Copy, in full, each line of the material that holds the word "federalist".

Dataset excerpt
(begin)

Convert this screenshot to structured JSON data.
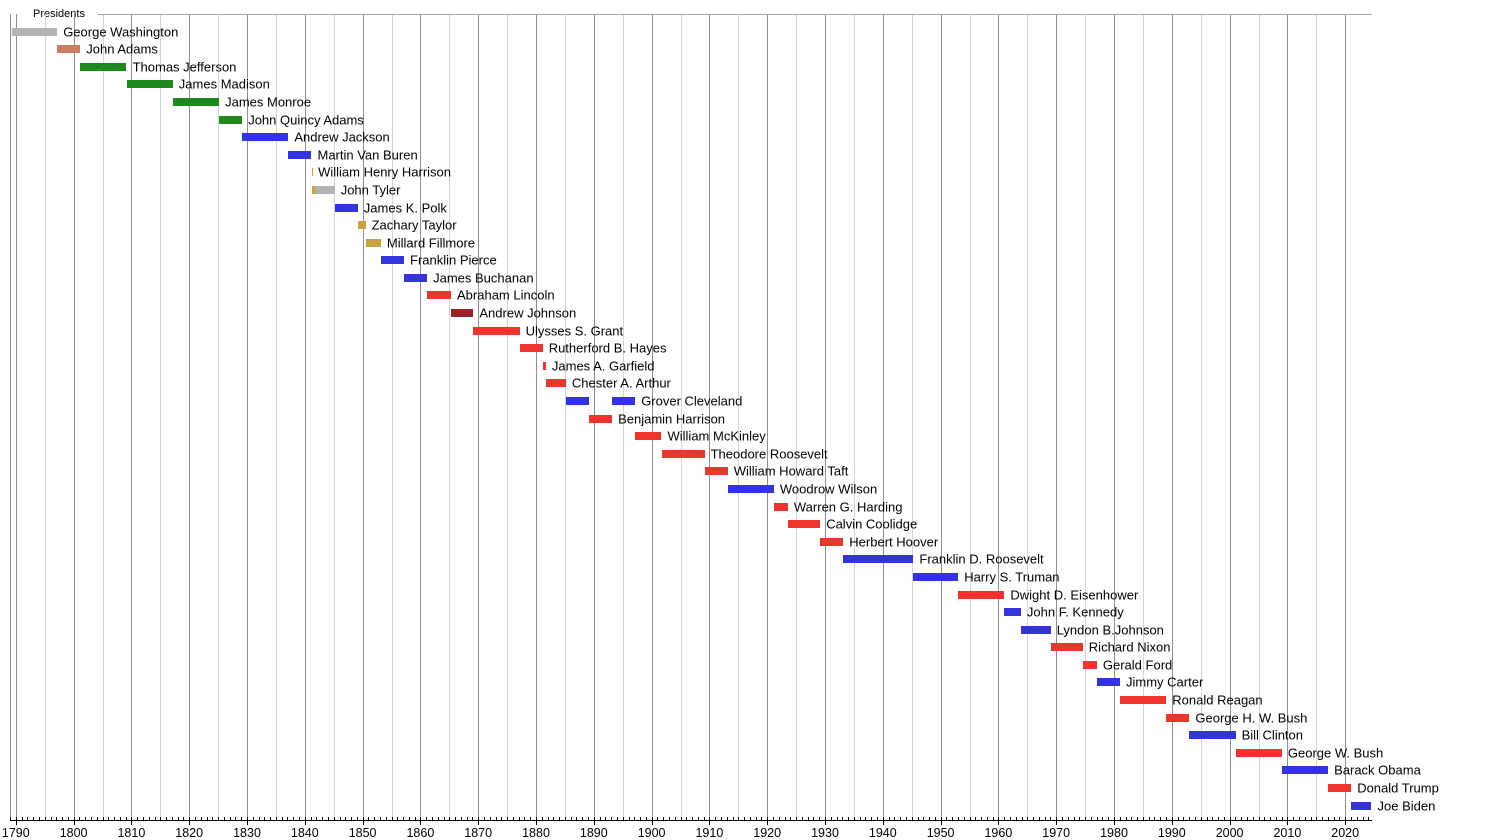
{
  "chart_data": {
    "type": "bar",
    "subtype": "gantt-timeline",
    "title": "Presidents",
    "xlabel": "",
    "ylabel": "",
    "x_range": [
      1789,
      2024.6
    ],
    "grid": "vertical",
    "x_axis": {
      "major_ticks": [
        1790,
        1800,
        1810,
        1820,
        1830,
        1840,
        1850,
        1860,
        1870,
        1880,
        1890,
        1900,
        1910,
        1920,
        1930,
        1940,
        1950,
        1960,
        1970,
        1980,
        1990,
        2000,
        2010,
        2020
      ],
      "gridline_step_years": 5,
      "minor_tick_step_years": 1
    },
    "party_colors": {
      "unaffiliated": "#B3B3B3",
      "federalist": "#CE7B5F",
      "democratic-republican": "#1E8A1E",
      "democratic": "#3333E0",
      "whig": "#C9A53E",
      "republican": "#EF332D",
      "national-union": "#9B222B"
    },
    "rows": [
      {
        "name": "George Washington",
        "party": "unaffiliated",
        "terms": [
          {
            "start": 1789.33,
            "end": 1797.17
          }
        ]
      },
      {
        "name": "John Adams",
        "party": "federalist",
        "terms": [
          {
            "start": 1797.17,
            "end": 1801.17
          }
        ]
      },
      {
        "name": "Thomas Jefferson",
        "party": "democratic-republican",
        "terms": [
          {
            "start": 1801.17,
            "end": 1809.17
          }
        ]
      },
      {
        "name": "James Madison",
        "party": "democratic-republican",
        "terms": [
          {
            "start": 1809.17,
            "end": 1817.17
          }
        ]
      },
      {
        "name": "James Monroe",
        "party": "democratic-republican",
        "terms": [
          {
            "start": 1817.17,
            "end": 1825.17
          }
        ]
      },
      {
        "name": "John Quincy Adams",
        "party": "democratic-republican",
        "terms": [
          {
            "start": 1825.17,
            "end": 1829.17
          }
        ]
      },
      {
        "name": "Andrew Jackson",
        "party": "democratic",
        "terms": [
          {
            "start": 1829.17,
            "end": 1837.17
          }
        ]
      },
      {
        "name": "Martin Van Buren",
        "party": "democratic",
        "terms": [
          {
            "start": 1837.17,
            "end": 1841.17
          }
        ]
      },
      {
        "name": "William Henry Harrison",
        "party": "whig",
        "terms": [
          {
            "start": 1841.17,
            "end": 1841.26
          }
        ]
      },
      {
        "name": "John Tyler",
        "party": "whig",
        "terms": [
          {
            "start": 1841.26,
            "end": 1841.72,
            "party": "whig"
          },
          {
            "start": 1841.72,
            "end": 1845.17,
            "party": "unaffiliated"
          }
        ]
      },
      {
        "name": "James K. Polk",
        "party": "democratic",
        "terms": [
          {
            "start": 1845.17,
            "end": 1849.17
          }
        ]
      },
      {
        "name": "Zachary Taylor",
        "party": "whig",
        "terms": [
          {
            "start": 1849.17,
            "end": 1850.52
          }
        ]
      },
      {
        "name": "Millard Fillmore",
        "party": "whig",
        "terms": [
          {
            "start": 1850.52,
            "end": 1853.17
          }
        ]
      },
      {
        "name": "Franklin Pierce",
        "party": "democratic",
        "terms": [
          {
            "start": 1853.17,
            "end": 1857.17
          }
        ]
      },
      {
        "name": "James Buchanan",
        "party": "democratic",
        "terms": [
          {
            "start": 1857.17,
            "end": 1861.17
          }
        ]
      },
      {
        "name": "Abraham Lincoln",
        "party": "republican",
        "terms": [
          {
            "start": 1861.17,
            "end": 1865.29
          }
        ]
      },
      {
        "name": "Andrew Johnson",
        "party": "national-union",
        "terms": [
          {
            "start": 1865.29,
            "end": 1869.17
          }
        ]
      },
      {
        "name": "Ulysses S. Grant",
        "party": "republican",
        "terms": [
          {
            "start": 1869.17,
            "end": 1877.17
          }
        ]
      },
      {
        "name": "Rutherford B. Hayes",
        "party": "republican",
        "terms": [
          {
            "start": 1877.17,
            "end": 1881.17
          }
        ]
      },
      {
        "name": "James A. Garfield",
        "party": "republican",
        "terms": [
          {
            "start": 1881.17,
            "end": 1881.72
          }
        ]
      },
      {
        "name": "Chester A. Arthur",
        "party": "republican",
        "terms": [
          {
            "start": 1881.72,
            "end": 1885.17
          }
        ]
      },
      {
        "name": "Grover Cleveland",
        "party": "democratic",
        "terms": [
          {
            "start": 1885.17,
            "end": 1889.17
          },
          {
            "start": 1893.17,
            "end": 1897.17
          }
        ]
      },
      {
        "name": "Benjamin Harrison",
        "party": "republican",
        "terms": [
          {
            "start": 1889.17,
            "end": 1893.17
          }
        ]
      },
      {
        "name": "William McKinley",
        "party": "republican",
        "terms": [
          {
            "start": 1897.17,
            "end": 1901.71
          }
        ]
      },
      {
        "name": "Theodore Roosevelt",
        "party": "republican",
        "terms": [
          {
            "start": 1901.71,
            "end": 1909.17
          }
        ]
      },
      {
        "name": "William Howard Taft",
        "party": "republican",
        "terms": [
          {
            "start": 1909.17,
            "end": 1913.17
          }
        ]
      },
      {
        "name": "Woodrow Wilson",
        "party": "democratic",
        "terms": [
          {
            "start": 1913.17,
            "end": 1921.17
          }
        ]
      },
      {
        "name": "Warren G. Harding",
        "party": "republican",
        "terms": [
          {
            "start": 1921.17,
            "end": 1923.59
          }
        ]
      },
      {
        "name": "Calvin Coolidge",
        "party": "republican",
        "terms": [
          {
            "start": 1923.59,
            "end": 1929.17
          }
        ]
      },
      {
        "name": "Herbert Hoover",
        "party": "republican",
        "terms": [
          {
            "start": 1929.17,
            "end": 1933.17
          }
        ]
      },
      {
        "name": "Franklin D. Roosevelt",
        "party": "democratic",
        "terms": [
          {
            "start": 1933.17,
            "end": 1945.3
          }
        ]
      },
      {
        "name": "Harry S. Truman",
        "party": "democratic",
        "terms": [
          {
            "start": 1945.3,
            "end": 1953.05
          }
        ]
      },
      {
        "name": "Dwight D. Eisenhower",
        "party": "republican",
        "terms": [
          {
            "start": 1953.05,
            "end": 1961.05
          }
        ]
      },
      {
        "name": "John F. Kennedy",
        "party": "democratic",
        "terms": [
          {
            "start": 1961.05,
            "end": 1963.9
          }
        ]
      },
      {
        "name": "Lyndon B.Johnson",
        "party": "democratic",
        "terms": [
          {
            "start": 1963.9,
            "end": 1969.05
          }
        ]
      },
      {
        "name": "Richard Nixon",
        "party": "republican",
        "terms": [
          {
            "start": 1969.05,
            "end": 1974.6
          }
        ]
      },
      {
        "name": "Gerald Ford",
        "party": "republican",
        "terms": [
          {
            "start": 1974.6,
            "end": 1977.05
          }
        ]
      },
      {
        "name": "Jimmy Carter",
        "party": "democratic",
        "terms": [
          {
            "start": 1977.05,
            "end": 1981.05
          }
        ]
      },
      {
        "name": "Ronald Reagan",
        "party": "republican",
        "terms": [
          {
            "start": 1981.05,
            "end": 1989.05
          }
        ]
      },
      {
        "name": "George H. W. Bush",
        "party": "republican",
        "terms": [
          {
            "start": 1989.05,
            "end": 1993.05
          }
        ]
      },
      {
        "name": "Bill Clinton",
        "party": "democratic",
        "terms": [
          {
            "start": 1993.05,
            "end": 2001.05
          }
        ]
      },
      {
        "name": "George W. Bush",
        "party": "republican",
        "terms": [
          {
            "start": 2001.05,
            "end": 2009.05
          }
        ]
      },
      {
        "name": "Barack Obama",
        "party": "democratic",
        "terms": [
          {
            "start": 2009.05,
            "end": 2017.05
          }
        ]
      },
      {
        "name": "Donald Trump",
        "party": "republican",
        "terms": [
          {
            "start": 2017.05,
            "end": 2021.05
          }
        ]
      },
      {
        "name": "Joe Biden",
        "party": "democratic",
        "terms": [
          {
            "start": 2021.05,
            "end": 2024.55
          }
        ]
      }
    ]
  }
}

(end)

* Solution to this problem:
      "federalist": "#CE7B5F",
        "party": "federalist",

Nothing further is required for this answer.